Start of Material for the task
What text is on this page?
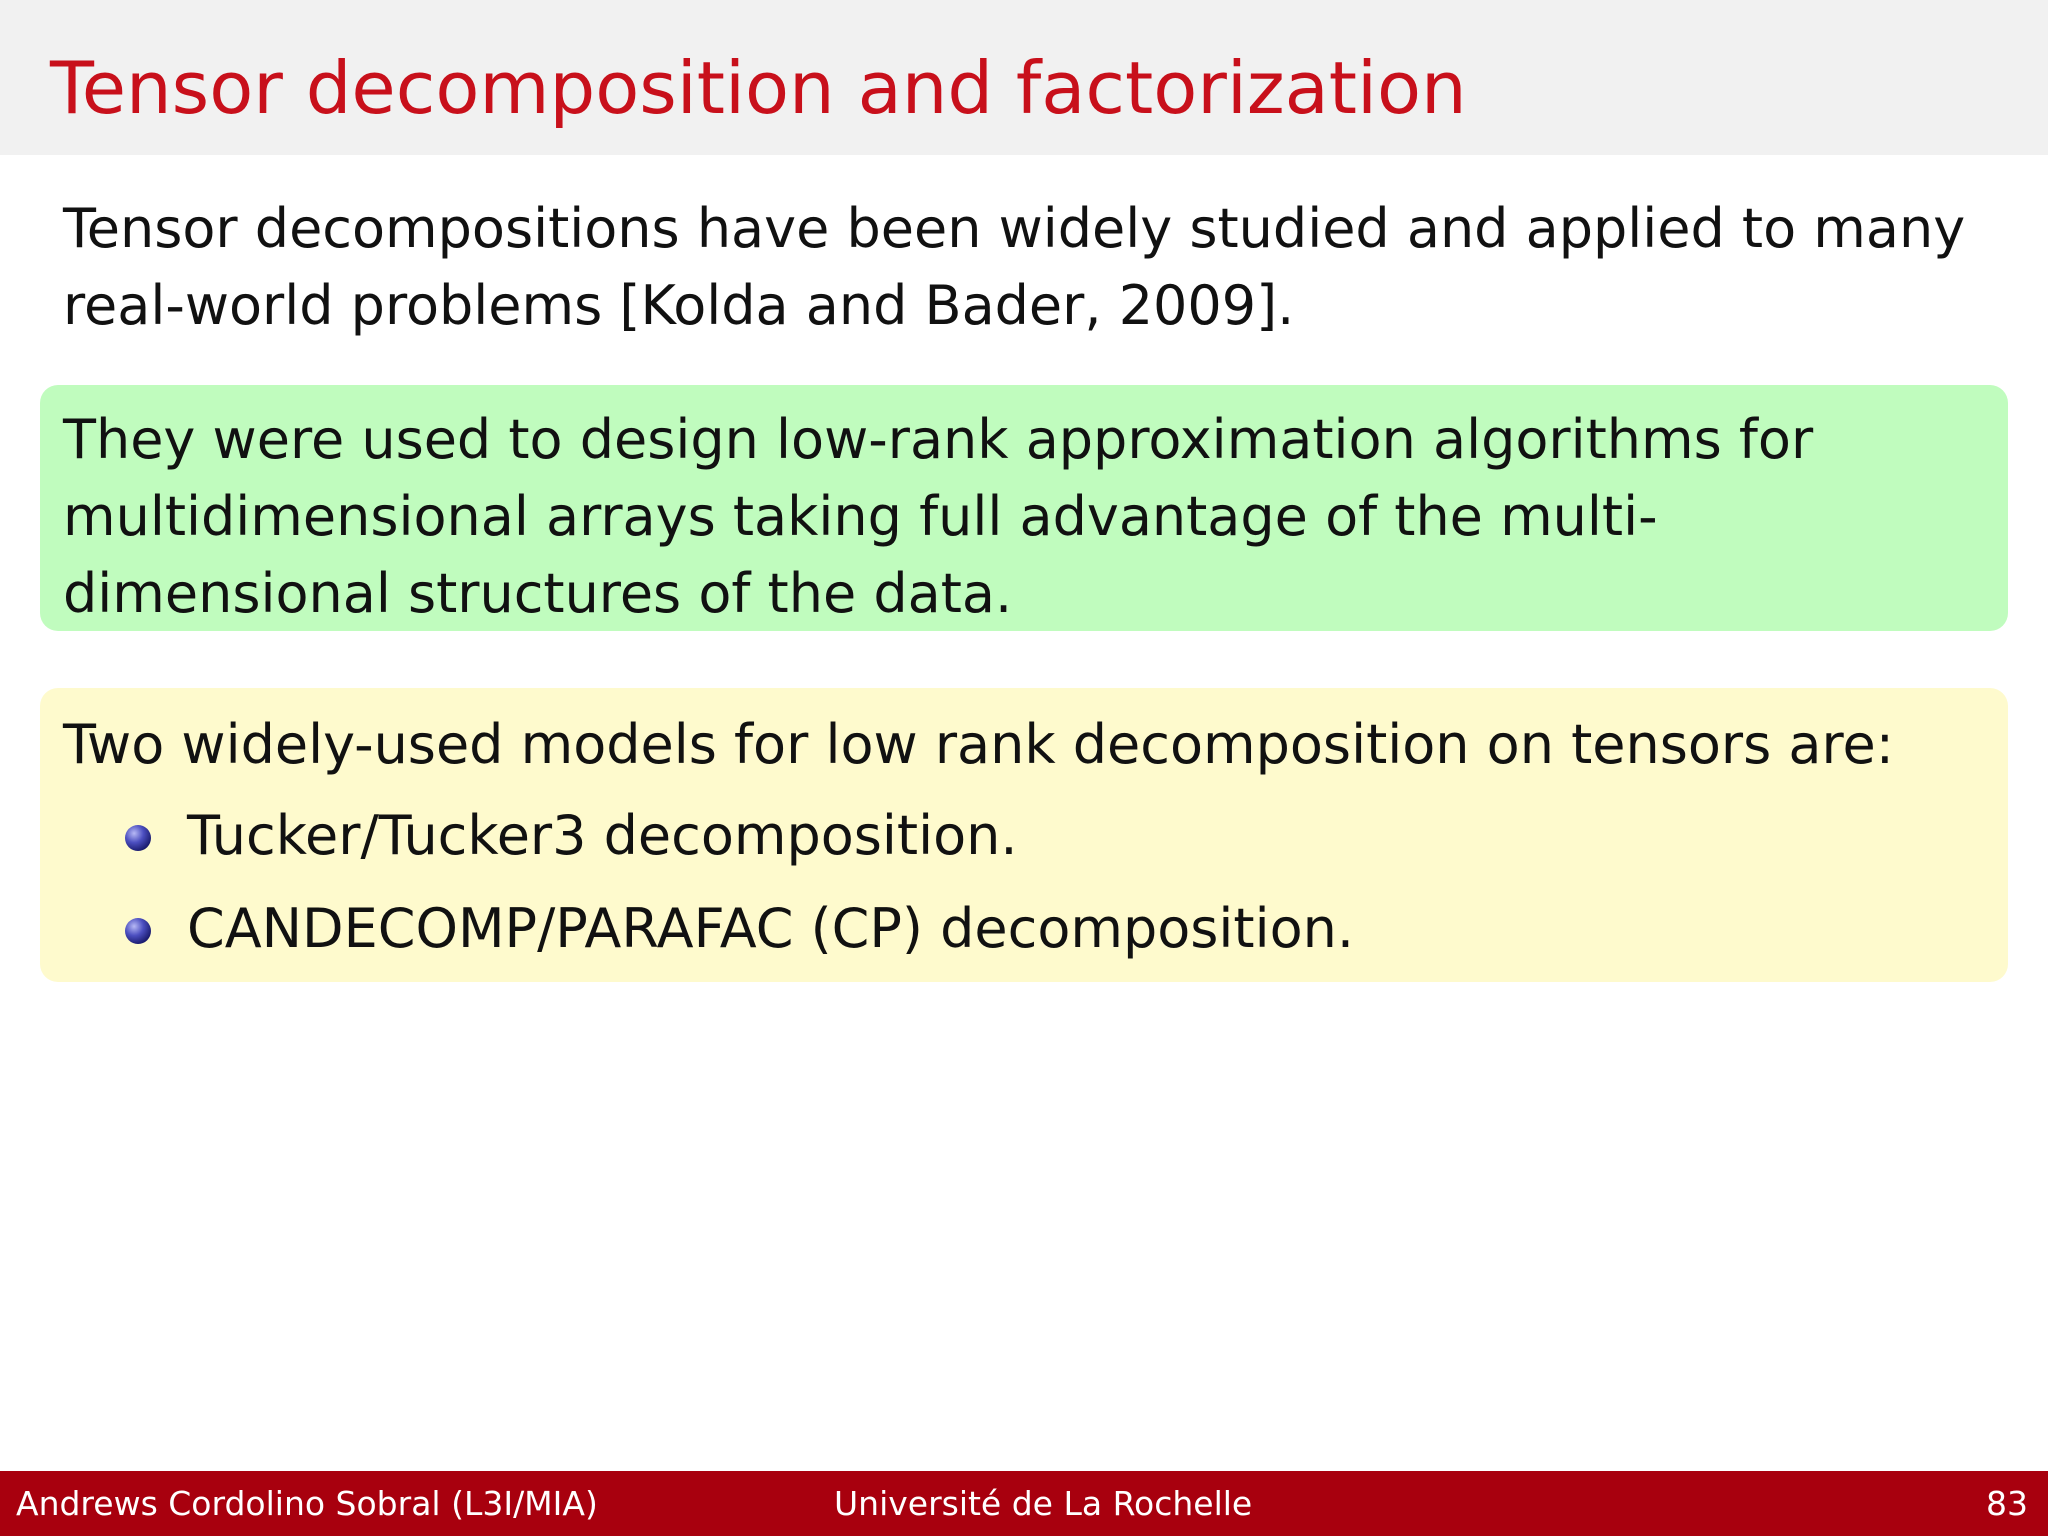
Tensor decomposition and factorization

Tensor decompositions have been widely studied and applied to many real-world problems [Kolda and Bader, 2009].

They were used to design low-rank approximation algorithms for multidimensional arrays taking full advantage of the multi-dimensional structures of the data.

Two widely-used models for low rank decomposition on tensors are:

Tucker/Tucker3 decomposition.
CANDECOMP/PARAFAC (CP) decomposition.
Andrews Cordolino Sobral (L3I/MIA)	Université de La Rochelle	83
End of Material for the task
■ **Short problem**
Pictures are excluded; copy all other data exactly as shown.

■ **The output**
What text is on this page?
Tensor decomposition and factorization

Tensor decompositions have been widely studied and applied to many real-world problems [Kolda and Bader, 2009].

They were used to design low-rank approximation algorithms for multidimensional arrays taking full advantage of the multi-dimensional structures of the data.

Two widely-used models for low rank decomposition on tensors are:

Tucker/Tucker3 decomposition.
CANDECOMP/PARAFAC (CP) decomposition.
Andrews Cordolino Sobral (L3I/MIA)	Université de La Rochelle	83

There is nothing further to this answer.